** Problem statement **
Pick out all lines with the word "name" from the records that follow.

** Raw records **
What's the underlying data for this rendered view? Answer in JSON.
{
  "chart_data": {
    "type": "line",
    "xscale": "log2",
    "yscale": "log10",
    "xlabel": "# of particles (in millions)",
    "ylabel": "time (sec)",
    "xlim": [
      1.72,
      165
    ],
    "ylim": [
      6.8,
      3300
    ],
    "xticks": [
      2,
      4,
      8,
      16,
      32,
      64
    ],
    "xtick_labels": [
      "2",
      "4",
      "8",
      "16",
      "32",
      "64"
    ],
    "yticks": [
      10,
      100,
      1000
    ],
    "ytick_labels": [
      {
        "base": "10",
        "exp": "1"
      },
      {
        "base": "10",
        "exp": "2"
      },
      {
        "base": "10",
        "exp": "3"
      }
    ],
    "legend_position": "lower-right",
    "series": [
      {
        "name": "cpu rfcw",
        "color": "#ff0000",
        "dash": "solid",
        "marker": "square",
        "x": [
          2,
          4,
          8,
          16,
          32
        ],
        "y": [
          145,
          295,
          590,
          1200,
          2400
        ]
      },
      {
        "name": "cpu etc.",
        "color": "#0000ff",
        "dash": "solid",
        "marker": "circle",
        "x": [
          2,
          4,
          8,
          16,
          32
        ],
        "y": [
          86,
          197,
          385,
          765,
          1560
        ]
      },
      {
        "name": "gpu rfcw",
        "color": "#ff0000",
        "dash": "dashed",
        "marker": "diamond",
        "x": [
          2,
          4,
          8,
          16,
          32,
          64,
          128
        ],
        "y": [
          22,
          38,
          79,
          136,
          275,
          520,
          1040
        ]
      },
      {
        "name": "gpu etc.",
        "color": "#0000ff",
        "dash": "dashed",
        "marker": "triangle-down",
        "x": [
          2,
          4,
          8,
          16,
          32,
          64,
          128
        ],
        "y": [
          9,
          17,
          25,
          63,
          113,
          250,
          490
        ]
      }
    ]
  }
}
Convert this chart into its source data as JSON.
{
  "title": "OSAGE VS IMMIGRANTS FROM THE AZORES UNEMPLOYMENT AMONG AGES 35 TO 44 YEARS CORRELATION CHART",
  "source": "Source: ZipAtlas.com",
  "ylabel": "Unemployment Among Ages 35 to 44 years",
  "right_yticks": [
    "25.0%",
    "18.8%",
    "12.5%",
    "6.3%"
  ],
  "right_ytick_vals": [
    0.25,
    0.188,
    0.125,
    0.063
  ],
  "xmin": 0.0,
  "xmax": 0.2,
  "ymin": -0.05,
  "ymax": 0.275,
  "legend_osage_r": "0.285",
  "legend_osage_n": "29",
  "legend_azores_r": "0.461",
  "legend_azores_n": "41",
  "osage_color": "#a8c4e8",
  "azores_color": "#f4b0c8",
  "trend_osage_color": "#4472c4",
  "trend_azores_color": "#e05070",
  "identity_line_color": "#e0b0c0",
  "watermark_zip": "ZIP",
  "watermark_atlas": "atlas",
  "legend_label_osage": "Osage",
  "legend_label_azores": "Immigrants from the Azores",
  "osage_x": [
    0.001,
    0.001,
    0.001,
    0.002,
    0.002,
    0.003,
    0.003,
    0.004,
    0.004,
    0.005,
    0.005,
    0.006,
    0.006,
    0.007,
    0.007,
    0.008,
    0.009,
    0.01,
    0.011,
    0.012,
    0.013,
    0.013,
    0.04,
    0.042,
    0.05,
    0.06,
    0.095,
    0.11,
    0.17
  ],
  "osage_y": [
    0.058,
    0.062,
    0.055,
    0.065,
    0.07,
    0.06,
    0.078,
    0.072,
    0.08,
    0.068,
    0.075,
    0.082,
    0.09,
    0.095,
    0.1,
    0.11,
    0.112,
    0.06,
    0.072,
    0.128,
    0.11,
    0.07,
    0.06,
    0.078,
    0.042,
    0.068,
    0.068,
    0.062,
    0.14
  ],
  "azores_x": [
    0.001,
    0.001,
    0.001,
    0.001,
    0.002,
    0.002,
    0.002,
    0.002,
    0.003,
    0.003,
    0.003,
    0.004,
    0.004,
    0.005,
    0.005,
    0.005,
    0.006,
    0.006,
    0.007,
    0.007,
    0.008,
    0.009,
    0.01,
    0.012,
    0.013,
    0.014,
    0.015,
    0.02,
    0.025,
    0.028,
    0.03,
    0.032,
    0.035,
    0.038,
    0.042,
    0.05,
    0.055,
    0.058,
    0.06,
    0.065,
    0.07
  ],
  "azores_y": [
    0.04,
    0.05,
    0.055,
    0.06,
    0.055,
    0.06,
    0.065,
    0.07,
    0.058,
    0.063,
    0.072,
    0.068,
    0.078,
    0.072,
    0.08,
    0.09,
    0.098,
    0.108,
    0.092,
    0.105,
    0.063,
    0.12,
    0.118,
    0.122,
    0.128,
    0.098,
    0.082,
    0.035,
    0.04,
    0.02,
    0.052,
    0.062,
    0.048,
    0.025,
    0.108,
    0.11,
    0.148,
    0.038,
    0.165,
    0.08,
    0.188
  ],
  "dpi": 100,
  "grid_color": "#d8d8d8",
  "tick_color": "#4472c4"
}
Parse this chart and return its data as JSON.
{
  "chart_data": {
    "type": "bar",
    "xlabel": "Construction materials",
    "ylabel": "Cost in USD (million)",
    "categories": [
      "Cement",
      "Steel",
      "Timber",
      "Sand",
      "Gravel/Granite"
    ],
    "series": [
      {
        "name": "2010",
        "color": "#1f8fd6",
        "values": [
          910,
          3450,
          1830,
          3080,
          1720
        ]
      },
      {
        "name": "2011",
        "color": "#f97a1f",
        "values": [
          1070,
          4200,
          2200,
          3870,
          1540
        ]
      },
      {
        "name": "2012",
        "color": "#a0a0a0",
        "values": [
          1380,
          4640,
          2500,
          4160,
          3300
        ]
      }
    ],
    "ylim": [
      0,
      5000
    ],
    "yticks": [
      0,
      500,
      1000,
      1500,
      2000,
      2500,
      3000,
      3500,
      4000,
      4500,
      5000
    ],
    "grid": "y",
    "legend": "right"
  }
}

** Solution **
        "name": "cpu rfcw",
        "name": "cpu etc.",
        "name": "gpu rfcw",
        "name": "gpu etc.",
        "name": "2010",
        "name": "2011",
        "name": "2012",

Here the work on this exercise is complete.